• **Task description**
In the data, extract each line that holds the string "ylabel".

[A run of records]
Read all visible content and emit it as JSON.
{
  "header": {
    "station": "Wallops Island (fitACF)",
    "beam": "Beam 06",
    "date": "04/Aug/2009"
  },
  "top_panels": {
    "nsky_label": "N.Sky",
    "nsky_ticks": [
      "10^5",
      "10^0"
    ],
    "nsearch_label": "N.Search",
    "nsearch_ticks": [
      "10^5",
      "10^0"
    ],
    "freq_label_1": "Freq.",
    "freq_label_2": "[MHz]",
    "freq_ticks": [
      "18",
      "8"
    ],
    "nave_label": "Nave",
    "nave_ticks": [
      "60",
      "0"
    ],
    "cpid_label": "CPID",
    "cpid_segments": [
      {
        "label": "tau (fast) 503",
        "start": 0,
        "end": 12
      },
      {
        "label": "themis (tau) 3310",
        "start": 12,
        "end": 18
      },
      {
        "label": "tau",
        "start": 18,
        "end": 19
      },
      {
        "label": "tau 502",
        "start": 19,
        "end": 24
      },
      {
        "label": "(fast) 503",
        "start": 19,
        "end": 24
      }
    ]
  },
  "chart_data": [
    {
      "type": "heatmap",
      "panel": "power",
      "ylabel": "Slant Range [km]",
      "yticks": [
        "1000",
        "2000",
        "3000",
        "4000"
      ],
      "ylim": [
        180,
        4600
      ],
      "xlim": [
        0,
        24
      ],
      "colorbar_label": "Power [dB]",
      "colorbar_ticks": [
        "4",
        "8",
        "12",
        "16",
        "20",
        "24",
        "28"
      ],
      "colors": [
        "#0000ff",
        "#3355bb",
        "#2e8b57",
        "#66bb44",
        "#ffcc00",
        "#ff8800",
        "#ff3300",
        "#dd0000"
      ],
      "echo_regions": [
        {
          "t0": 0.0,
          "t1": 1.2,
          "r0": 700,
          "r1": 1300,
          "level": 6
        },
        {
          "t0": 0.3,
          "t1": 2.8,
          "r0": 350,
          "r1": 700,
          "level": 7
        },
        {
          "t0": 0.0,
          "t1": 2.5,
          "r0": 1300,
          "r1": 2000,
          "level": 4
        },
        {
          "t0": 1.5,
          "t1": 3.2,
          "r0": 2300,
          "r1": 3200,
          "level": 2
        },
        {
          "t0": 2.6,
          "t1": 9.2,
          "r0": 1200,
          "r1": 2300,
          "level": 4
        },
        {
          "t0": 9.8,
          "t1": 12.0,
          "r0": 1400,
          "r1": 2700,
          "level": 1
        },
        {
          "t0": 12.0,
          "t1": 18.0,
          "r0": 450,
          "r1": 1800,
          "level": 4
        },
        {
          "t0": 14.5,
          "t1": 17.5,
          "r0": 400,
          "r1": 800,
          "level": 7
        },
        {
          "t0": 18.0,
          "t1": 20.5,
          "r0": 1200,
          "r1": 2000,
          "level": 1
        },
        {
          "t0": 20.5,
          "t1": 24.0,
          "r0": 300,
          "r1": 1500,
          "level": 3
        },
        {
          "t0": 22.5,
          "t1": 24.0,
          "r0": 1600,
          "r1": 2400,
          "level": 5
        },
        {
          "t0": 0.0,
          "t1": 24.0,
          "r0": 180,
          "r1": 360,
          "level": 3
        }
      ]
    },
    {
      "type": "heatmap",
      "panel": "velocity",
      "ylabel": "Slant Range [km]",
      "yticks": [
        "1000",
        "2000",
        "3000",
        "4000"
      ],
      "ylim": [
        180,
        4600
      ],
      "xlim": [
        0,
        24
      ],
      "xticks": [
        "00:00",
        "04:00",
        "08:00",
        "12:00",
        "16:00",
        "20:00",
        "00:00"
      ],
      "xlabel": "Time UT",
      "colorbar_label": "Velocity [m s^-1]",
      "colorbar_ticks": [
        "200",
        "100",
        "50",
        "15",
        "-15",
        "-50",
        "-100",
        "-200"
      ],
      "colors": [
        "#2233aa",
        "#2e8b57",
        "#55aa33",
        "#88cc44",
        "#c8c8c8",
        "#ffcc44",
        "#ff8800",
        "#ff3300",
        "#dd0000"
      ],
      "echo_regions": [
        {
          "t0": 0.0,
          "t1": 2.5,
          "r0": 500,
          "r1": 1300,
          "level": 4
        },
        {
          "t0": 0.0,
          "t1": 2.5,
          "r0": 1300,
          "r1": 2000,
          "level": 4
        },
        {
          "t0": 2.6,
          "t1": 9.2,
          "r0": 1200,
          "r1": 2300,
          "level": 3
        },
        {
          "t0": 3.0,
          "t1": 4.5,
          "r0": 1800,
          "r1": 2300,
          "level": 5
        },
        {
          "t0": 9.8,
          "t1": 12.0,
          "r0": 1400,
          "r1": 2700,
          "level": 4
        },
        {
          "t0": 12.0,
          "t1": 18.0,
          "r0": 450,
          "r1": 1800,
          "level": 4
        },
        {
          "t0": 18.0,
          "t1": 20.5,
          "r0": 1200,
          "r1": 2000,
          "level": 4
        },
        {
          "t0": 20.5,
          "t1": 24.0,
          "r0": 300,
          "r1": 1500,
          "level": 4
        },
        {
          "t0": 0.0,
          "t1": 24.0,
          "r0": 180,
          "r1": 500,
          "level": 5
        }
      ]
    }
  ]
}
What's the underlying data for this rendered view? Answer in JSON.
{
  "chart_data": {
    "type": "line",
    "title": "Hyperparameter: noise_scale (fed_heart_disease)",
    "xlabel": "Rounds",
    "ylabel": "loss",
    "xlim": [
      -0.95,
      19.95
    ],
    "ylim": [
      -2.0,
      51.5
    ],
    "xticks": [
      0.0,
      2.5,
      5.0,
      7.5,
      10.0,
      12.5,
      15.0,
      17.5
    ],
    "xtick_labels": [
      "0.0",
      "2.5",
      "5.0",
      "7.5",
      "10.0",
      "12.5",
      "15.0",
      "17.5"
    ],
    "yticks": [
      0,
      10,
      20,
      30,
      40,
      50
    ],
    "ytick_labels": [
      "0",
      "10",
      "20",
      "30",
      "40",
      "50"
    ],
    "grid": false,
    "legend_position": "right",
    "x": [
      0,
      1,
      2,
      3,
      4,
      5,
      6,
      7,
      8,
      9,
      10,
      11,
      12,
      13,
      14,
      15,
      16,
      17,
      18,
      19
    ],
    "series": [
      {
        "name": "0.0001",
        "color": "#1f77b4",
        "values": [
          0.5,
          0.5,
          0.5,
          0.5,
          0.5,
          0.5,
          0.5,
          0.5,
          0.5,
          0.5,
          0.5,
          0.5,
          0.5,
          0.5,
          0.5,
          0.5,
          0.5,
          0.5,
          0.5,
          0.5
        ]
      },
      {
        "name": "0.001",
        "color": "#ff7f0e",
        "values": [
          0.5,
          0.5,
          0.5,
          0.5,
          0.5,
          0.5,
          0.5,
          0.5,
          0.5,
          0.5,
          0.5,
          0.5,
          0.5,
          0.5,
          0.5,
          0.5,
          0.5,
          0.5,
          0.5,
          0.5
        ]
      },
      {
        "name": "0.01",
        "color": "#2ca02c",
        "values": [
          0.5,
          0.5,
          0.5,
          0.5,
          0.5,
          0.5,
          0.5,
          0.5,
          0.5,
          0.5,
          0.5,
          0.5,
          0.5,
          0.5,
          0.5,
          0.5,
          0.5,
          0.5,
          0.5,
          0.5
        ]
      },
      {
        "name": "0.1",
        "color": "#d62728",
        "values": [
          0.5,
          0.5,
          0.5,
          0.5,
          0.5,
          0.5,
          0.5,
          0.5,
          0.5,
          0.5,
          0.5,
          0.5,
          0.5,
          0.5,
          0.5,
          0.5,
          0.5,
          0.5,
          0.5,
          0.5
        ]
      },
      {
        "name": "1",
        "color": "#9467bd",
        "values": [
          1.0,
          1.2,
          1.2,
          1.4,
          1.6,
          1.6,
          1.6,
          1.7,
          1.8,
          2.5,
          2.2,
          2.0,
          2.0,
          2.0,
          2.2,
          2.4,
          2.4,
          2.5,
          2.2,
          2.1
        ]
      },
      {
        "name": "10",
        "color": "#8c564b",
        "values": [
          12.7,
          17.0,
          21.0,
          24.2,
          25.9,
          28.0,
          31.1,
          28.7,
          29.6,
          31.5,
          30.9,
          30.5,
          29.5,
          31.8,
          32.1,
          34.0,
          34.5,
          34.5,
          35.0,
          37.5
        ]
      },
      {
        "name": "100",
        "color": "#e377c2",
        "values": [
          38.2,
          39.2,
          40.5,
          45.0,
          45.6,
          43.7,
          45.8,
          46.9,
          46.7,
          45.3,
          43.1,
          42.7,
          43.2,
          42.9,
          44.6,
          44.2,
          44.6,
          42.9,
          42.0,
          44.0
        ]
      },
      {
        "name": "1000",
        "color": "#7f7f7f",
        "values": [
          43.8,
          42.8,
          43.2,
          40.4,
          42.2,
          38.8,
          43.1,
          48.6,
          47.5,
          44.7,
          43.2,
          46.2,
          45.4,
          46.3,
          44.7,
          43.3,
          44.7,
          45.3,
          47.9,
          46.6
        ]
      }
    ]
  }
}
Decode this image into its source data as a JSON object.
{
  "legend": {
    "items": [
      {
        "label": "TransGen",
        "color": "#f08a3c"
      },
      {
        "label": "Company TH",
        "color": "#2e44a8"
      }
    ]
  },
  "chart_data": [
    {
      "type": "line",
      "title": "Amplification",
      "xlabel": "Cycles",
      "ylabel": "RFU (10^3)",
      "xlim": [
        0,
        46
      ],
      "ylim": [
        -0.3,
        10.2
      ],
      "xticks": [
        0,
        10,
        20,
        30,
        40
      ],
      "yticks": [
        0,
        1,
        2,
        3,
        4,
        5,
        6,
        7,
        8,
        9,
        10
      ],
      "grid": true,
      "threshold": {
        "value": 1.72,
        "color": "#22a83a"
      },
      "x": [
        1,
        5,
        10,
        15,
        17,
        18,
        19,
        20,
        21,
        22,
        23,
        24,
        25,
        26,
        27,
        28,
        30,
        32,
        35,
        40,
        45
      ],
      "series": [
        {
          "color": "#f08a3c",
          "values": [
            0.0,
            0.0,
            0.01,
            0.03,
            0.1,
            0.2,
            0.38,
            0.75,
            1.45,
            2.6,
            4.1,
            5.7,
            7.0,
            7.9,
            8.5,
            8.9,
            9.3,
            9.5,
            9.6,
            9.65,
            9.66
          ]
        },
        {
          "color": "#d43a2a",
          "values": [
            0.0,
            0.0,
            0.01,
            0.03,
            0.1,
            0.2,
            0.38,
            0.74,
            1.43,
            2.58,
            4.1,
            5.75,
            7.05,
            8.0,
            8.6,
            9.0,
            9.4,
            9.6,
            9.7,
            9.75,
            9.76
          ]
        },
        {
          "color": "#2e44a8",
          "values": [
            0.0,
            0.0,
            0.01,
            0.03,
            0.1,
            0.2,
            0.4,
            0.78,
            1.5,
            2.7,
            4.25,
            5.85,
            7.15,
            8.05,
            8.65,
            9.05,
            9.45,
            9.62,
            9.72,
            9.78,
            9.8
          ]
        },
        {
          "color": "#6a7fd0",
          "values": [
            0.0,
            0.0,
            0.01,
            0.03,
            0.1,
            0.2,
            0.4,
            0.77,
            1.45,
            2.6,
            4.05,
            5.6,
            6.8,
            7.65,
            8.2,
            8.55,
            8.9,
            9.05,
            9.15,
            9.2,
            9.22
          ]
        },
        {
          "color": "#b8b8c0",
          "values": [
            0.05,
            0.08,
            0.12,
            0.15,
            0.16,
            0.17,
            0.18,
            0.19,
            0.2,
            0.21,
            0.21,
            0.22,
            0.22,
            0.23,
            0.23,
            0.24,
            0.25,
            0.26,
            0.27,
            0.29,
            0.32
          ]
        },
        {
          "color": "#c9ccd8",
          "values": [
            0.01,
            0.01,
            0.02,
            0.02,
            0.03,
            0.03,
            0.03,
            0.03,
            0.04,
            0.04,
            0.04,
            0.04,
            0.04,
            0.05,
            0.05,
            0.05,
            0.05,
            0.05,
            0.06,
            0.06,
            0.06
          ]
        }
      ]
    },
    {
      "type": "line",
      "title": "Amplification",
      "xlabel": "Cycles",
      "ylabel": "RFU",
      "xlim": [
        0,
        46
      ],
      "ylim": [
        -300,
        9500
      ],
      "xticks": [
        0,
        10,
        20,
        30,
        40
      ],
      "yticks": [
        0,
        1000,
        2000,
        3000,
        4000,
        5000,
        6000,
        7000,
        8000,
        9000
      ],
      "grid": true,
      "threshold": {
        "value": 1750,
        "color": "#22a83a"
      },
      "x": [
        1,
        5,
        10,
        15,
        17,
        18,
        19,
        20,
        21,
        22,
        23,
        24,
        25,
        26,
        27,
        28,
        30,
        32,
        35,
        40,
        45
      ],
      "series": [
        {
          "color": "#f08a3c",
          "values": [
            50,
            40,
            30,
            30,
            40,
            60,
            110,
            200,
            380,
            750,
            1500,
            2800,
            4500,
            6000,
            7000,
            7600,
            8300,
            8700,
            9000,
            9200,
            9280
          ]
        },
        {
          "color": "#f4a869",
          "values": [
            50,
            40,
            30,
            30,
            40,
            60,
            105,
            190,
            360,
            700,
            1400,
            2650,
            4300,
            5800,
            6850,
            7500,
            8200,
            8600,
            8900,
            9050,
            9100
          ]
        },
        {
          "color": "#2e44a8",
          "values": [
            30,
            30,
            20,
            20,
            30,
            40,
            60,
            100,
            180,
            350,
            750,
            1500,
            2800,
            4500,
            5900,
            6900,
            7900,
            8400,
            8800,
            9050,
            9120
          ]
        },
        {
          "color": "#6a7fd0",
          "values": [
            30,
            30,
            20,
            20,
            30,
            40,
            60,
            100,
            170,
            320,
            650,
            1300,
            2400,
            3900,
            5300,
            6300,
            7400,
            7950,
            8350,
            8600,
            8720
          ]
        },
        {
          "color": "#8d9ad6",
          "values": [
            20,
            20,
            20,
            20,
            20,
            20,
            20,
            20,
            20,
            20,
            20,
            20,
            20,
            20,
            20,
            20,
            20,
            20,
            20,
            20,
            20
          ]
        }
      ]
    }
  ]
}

• **Answer for the task**
      "ylabel": "Slant Range [km]",
      "ylabel": "Slant Range [km]",
    "ylabel": "loss",
      "ylabel": "RFU (10^3)",
      "ylabel": "RFU",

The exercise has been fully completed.